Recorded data
○ ○ ○
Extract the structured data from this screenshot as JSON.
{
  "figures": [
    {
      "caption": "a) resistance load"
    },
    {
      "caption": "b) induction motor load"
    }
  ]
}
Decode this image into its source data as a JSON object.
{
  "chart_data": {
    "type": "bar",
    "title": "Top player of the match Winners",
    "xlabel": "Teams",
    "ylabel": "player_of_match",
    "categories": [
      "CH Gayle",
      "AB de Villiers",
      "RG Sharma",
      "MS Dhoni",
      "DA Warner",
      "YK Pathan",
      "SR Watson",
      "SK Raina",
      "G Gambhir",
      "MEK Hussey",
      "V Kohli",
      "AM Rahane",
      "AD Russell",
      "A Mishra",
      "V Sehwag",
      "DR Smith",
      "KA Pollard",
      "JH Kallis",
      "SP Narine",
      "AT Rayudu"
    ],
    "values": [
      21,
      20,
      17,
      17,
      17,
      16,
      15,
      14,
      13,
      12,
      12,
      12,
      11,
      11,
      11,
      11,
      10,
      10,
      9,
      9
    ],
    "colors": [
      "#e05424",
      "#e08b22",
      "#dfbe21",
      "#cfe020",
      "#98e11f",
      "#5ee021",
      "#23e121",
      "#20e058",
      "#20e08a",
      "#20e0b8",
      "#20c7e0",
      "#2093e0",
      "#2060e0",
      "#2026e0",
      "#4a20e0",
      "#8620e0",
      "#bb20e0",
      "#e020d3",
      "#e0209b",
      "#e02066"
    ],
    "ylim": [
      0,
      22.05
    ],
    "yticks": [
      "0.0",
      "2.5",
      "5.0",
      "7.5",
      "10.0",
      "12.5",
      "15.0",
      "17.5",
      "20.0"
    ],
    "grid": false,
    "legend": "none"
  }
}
○ ○ ○
PROBLEM TO SOLVE: Copy each line of the listing that holds the word "JSON".

COMPLETED TASK:
Extract the structured data from this screenshot as JSON.
Decode this image into its source data as a JSON object.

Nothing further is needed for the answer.